• [Dataset extract]
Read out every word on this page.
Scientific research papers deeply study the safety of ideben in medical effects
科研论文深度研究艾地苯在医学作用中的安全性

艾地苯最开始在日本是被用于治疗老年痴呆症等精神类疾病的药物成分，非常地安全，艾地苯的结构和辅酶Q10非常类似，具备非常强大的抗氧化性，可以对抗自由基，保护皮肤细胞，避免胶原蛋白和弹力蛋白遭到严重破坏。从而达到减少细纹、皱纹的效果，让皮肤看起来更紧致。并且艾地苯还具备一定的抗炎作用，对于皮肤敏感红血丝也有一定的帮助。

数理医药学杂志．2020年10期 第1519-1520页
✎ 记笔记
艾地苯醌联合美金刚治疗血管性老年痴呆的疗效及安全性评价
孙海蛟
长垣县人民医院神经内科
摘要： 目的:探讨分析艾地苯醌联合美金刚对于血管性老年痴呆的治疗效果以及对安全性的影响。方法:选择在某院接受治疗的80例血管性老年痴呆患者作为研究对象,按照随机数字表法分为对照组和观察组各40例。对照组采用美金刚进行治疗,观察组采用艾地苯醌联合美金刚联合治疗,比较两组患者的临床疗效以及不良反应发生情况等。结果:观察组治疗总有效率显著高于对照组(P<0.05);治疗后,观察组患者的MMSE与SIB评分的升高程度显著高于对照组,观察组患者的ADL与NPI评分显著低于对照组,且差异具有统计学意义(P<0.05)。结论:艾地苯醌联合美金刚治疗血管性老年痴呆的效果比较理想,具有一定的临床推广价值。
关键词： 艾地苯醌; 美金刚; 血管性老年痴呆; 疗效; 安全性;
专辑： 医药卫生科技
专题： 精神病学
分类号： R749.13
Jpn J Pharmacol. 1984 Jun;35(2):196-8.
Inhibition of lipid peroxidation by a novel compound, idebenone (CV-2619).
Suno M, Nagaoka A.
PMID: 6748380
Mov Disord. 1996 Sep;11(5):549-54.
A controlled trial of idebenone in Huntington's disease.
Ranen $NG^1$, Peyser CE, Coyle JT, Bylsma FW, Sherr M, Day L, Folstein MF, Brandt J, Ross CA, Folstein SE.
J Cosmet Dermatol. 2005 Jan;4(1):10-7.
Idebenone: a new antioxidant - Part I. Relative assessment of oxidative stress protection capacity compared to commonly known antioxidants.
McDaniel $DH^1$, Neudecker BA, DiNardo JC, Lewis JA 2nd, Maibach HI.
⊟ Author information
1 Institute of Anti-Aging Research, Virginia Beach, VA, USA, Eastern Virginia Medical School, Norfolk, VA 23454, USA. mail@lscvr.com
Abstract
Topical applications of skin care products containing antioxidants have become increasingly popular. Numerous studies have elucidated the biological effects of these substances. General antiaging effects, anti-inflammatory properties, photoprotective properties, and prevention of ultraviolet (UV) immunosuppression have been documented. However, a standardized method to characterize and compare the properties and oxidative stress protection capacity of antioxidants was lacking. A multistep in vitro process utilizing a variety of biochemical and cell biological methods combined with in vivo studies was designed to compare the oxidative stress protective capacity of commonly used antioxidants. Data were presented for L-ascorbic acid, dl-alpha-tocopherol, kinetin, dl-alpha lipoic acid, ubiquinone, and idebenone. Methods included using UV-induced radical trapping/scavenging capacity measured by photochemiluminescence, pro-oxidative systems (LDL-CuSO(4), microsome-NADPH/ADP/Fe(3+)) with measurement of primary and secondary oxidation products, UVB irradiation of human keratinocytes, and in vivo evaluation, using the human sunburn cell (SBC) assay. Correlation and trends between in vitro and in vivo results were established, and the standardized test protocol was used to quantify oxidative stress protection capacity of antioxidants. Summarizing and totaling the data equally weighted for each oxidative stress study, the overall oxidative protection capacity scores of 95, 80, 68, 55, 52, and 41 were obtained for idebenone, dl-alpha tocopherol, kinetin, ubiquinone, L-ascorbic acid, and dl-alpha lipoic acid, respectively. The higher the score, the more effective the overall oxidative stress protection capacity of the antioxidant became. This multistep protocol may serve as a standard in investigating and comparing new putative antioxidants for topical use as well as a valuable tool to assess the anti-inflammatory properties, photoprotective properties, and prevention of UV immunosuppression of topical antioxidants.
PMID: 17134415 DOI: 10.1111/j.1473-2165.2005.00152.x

• [Problem requirements] Would you give the entries back word for word?

• [Exercise output]
Read out every word on this page.
Scientific research papers deeply study the safety of ideben in medical effects
科研论文深度研究艾地苯在医学作用中的安全性

艾地苯最开始在日本是被用于治疗老年痴呆症等精神类疾病的药物成分，非常地安全，艾地苯的结构和辅酶Q10非常类似，具备非常强大的抗氧化性，可以对抗自由基，保护皮肤细胞，避免胶原蛋白和弹力蛋白遭到严重破坏。从而达到减少细纹、皱纹的效果，让皮肤看起来更紧致。并且艾地苯还具备一定的抗炎作用，对于皮肤敏感红血丝也有一定的帮助。

数理医药学杂志．2020年10期 第1519-1520页
✎ 记笔记
艾地苯醌联合美金刚治疗血管性老年痴呆的疗效及安全性评价
孙海蛟
长垣县人民医院神经内科
摘要： 目的:探讨分析艾地苯醌联合美金刚对于血管性老年痴呆的治疗效果以及对安全性的影响。方法:选择在某院接受治疗的80例血管性老年痴呆患者作为研究对象,按照随机数字表法分为对照组和观察组各40例。对照组采用美金刚进行治疗,观察组采用艾地苯醌联合美金刚联合治疗,比较两组患者的临床疗效以及不良反应发生情况等。结果:观察组治疗总有效率显著高于对照组(P<0.05);治疗后,观察组患者的MMSE与SIB评分的升高程度显著高于对照组,观察组患者的ADL与NPI评分显著低于对照组,且差异具有统计学意义(P<0.05)。结论:艾地苯醌联合美金刚治疗血管性老年痴呆的效果比较理想,具有一定的临床推广价值。
关键词： 艾地苯醌; 美金刚; 血管性老年痴呆; 疗效; 安全性;
专辑： 医药卫生科技
专题： 精神病学
分类号： R749.13
Jpn J Pharmacol. 1984 Jun;35(2):196-8.
Inhibition of lipid peroxidation by a novel compound, idebenone (CV-2619).
Suno M, Nagaoka A.
PMID: 6748380
Mov Disord. 1996 Sep;11(5):549-54.
A controlled trial of idebenone in Huntington's disease.
Ranen $NG^1$, Peyser CE, Coyle JT, Bylsma FW, Sherr M, Day L, Folstein MF, Brandt J, Ross CA, Folstein SE.
J Cosmet Dermatol. 2005 Jan;4(1):10-7.
Idebenone: a new antioxidant - Part I. Relative assessment of oxidative stress protection capacity compared to commonly known antioxidants.
McDaniel $DH^1$, Neudecker BA, DiNardo JC, Lewis JA 2nd, Maibach HI.
⊟ Author information
1 Institute of Anti-Aging Research, Virginia Beach, VA, USA, Eastern Virginia Medical School, Norfolk, VA 23454, USA. mail@lscvr.com
Abstract
Topical applications of skin care products containing antioxidants have become increasingly popular. Numerous studies have elucidated the biological effects of these substances. General antiaging effects, anti-inflammatory properties, photoprotective properties, and prevention of ultraviolet (UV) immunosuppression have been documented. However, a standardized method to characterize and compare the properties and oxidative stress protection capacity of antioxidants was lacking. A multistep in vitro process utilizing a variety of biochemical and cell biological methods combined with in vivo studies was designed to compare the oxidative stress protective capacity of commonly used antioxidants. Data were presented for L-ascorbic acid, dl-alpha-tocopherol, kinetin, dl-alpha lipoic acid, ubiquinone, and idebenone. Methods included using UV-induced radical trapping/scavenging capacity measured by photochemiluminescence, pro-oxidative systems (LDL-CuSO(4), microsome-NADPH/ADP/Fe(3+)) with measurement of primary and secondary oxidation products, UVB irradiation of human keratinocytes, and in vivo evaluation, using the human sunburn cell (SBC) assay. Correlation and trends between in vitro and in vivo results were established, and the standardized test protocol was used to quantify oxidative stress protection capacity of antioxidants. Summarizing and totaling the data equally weighted for each oxidative stress study, the overall oxidative protection capacity scores of 95, 80, 68, 55, 52, and 41 were obtained for idebenone, dl-alpha tocopherol, kinetin, ubiquinone, L-ascorbic acid, and dl-alpha lipoic acid, respectively. The higher the score, the more effective the overall oxidative stress protection capacity of the antioxidant became. This multistep protocol may serve as a standard in investigating and comparing new putative antioxidants for topical use as well as a valuable tool to assess the anti-inflammatory properties, photoprotective properties, and prevention of UV immunosuppression of topical antioxidants.
PMID: 17134415 DOI: 10.1111/j.1473-2165.2005.00152.x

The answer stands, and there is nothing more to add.